- _Requirement_
Copy every entry exactly as given, minus the images.

Stored data entries:
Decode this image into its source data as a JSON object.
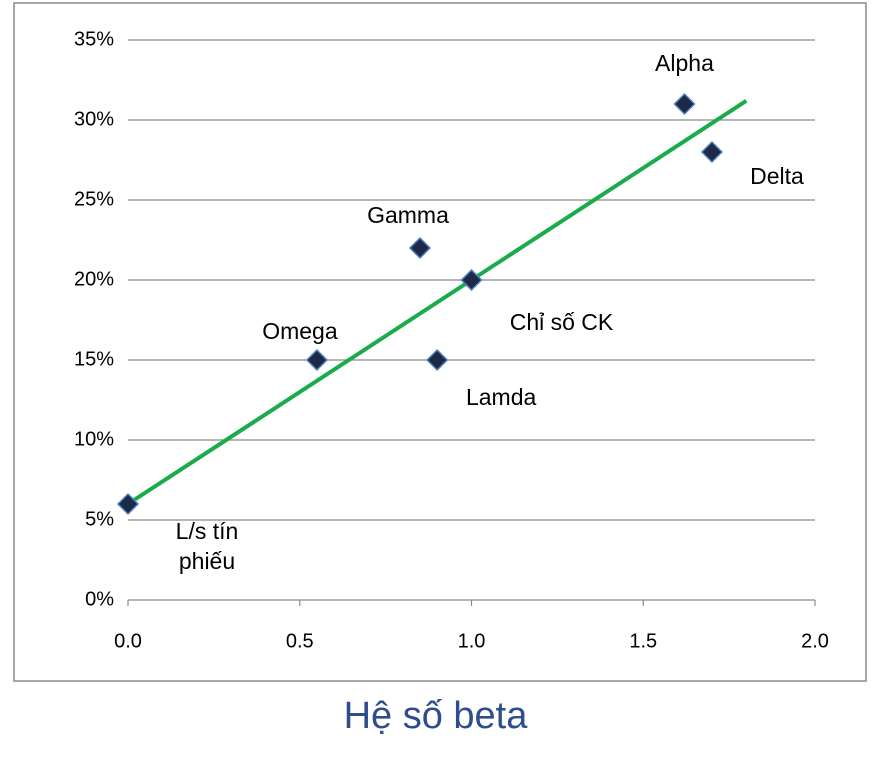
{
  "chart_data": {
    "type": "scatter",
    "x": [
      0,
      0.55,
      0.85,
      1.0,
      0.9,
      1.62,
      1.7
    ],
    "values": [
      6,
      15,
      22,
      20,
      15,
      31,
      28
    ],
    "point_labels": [
      "L/s tín phiếu",
      "Omega",
      "Gamma",
      "Chỉ số CK",
      "Lamda",
      "Alpha",
      "Delta"
    ],
    "marker_color": "#1c2a48",
    "trend_line": {
      "x": [
        0,
        1.8
      ],
      "values": [
        6,
        31.2
      ],
      "color": "#1aab4b"
    },
    "xlim": [
      0,
      2
    ],
    "ylim": [
      0,
      35
    ],
    "xticks": [
      {
        "value": 0,
        "label": "0.0"
      },
      0.5,
      {
        "value": 1,
        "label": "1.0"
      },
      1.5,
      {
        "value": 2,
        "label": "2.0"
      }
    ],
    "yticks": [
      {
        "value": 0,
        "label": "0%"
      },
      {
        "value": 5,
        "label": "5%"
      },
      {
        "value": 10,
        "label": "10%"
      },
      {
        "value": 15,
        "label": "15%"
      },
      {
        "value": 20,
        "label": "20%"
      },
      {
        "value": 25,
        "label": "25%"
      },
      {
        "value": 30,
        "label": "30%"
      },
      {
        "value": 35,
        "label": "35%"
      }
    ],
    "grid": true,
    "x_label": "Hệ số beta"
  }
}
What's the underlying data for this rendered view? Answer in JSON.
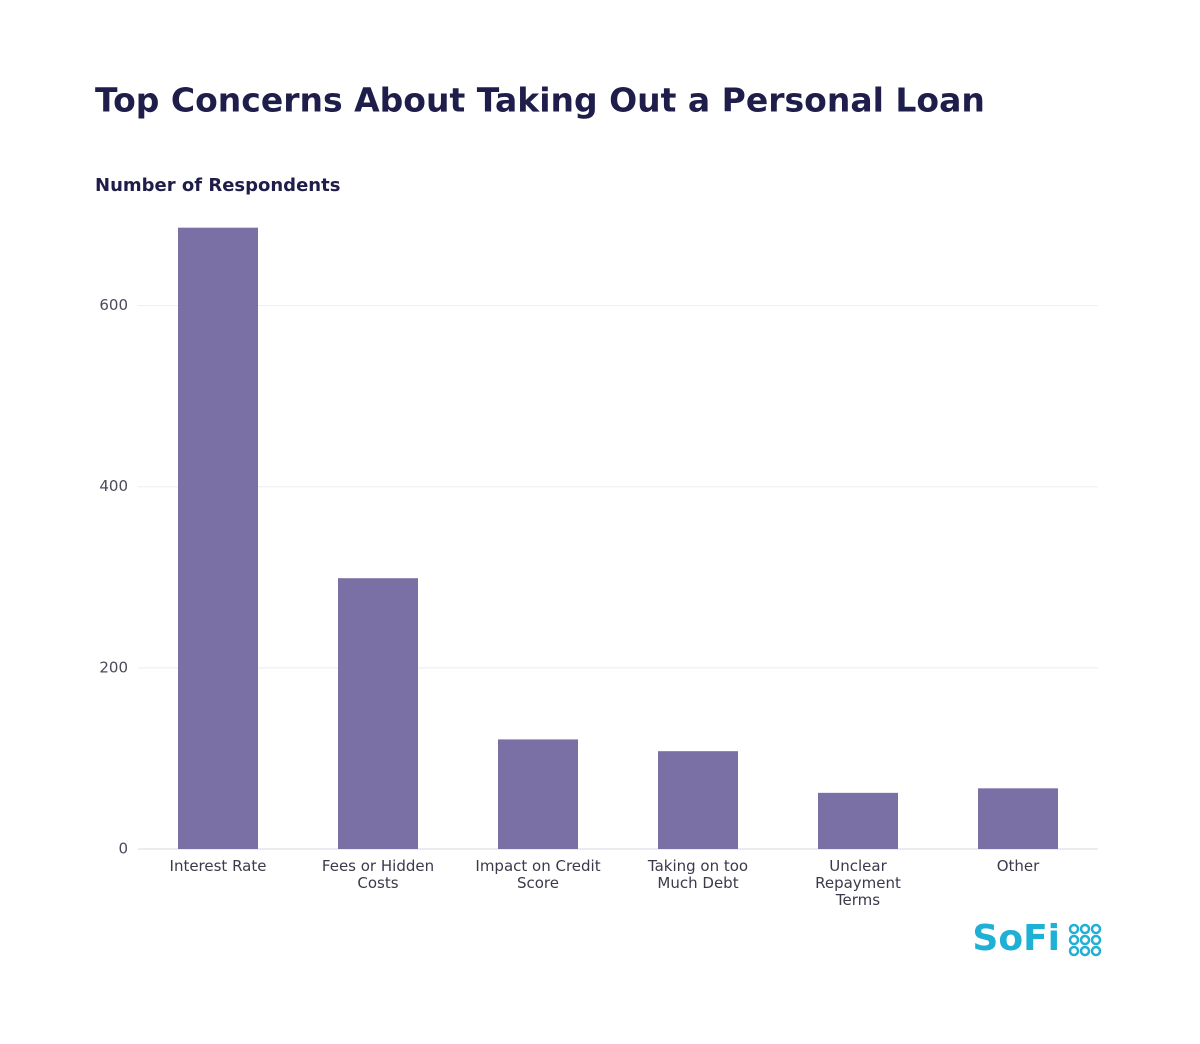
{
  "chart_data": {
    "type": "bar",
    "title": "Top Concerns About Taking Out a Personal Loan",
    "y_label": "Number of Respondents",
    "categories": [
      "Interest Rate",
      "Fees or Hidden Costs",
      "Impact on Credit Score",
      "Taking on too Much Debt",
      "Unclear Repayment Terms",
      "Other"
    ],
    "values": [
      686,
      299,
      121,
      108,
      62,
      67
    ],
    "color": "#7a70a6",
    "ylim": [
      0,
      700
    ],
    "yticks": [
      0,
      200,
      400,
      600
    ],
    "grid": true
  },
  "logo": "SoFi"
}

- _Task output_
Decode this image into its source data as a JSON object.
{
  "chart_data": {
    "type": "scatter",
    "x": [
      0,
      0.55,
      0.85,
      1.0,
      0.9,
      1.62,
      1.7
    ],
    "values": [
      6,
      15,
      22,
      20,
      15,
      31,
      28
    ],
    "point_labels": [
      "L/s tín phiếu",
      "Omega",
      "Gamma",
      "Chỉ số CK",
      "Lamda",
      "Alpha",
      "Delta"
    ],
    "marker_color": "#1c2a48",
    "trend_line": {
      "x": [
        0,
        1.8
      ],
      "values": [
        6,
        31.2
      ],
      "color": "#1aab4b"
    },
    "xlim": [
      0,
      2
    ],
    "ylim": [
      0,
      35
    ],
    "xticks": [
      {
        "value": 0,
        "label": "0.0"
      },
      0.5,
      {
        "value": 1,
        "label": "1.0"
      },
      1.5,
      {
        "value": 2,
        "label": "2.0"
      }
    ],
    "yticks": [
      {
        "value": 0,
        "label": "0%"
      },
      {
        "value": 5,
        "label": "5%"
      },
      {
        "value": 10,
        "label": "10%"
      },
      {
        "value": 15,
        "label": "15%"
      },
      {
        "value": 20,
        "label": "20%"
      },
      {
        "value": 25,
        "label": "25%"
      },
      {
        "value": 30,
        "label": "30%"
      },
      {
        "value": 35,
        "label": "35%"
      }
    ],
    "grid": true,
    "x_label": "Hệ số beta"
  }
}
What's the underlying data for this rendered view? Answer in JSON.
{
  "chart_data": {
    "type": "bar",
    "title": "Top Concerns About Taking Out a Personal Loan",
    "y_label": "Number of Respondents",
    "categories": [
      "Interest Rate",
      "Fees or Hidden Costs",
      "Impact on Credit Score",
      "Taking on too Much Debt",
      "Unclear Repayment Terms",
      "Other"
    ],
    "values": [
      686,
      299,
      121,
      108,
      62,
      67
    ],
    "color": "#7a70a6",
    "ylim": [
      0,
      700
    ],
    "yticks": [
      0,
      200,
      400,
      600
    ],
    "grid": true
  },
  "logo": "SoFi"
}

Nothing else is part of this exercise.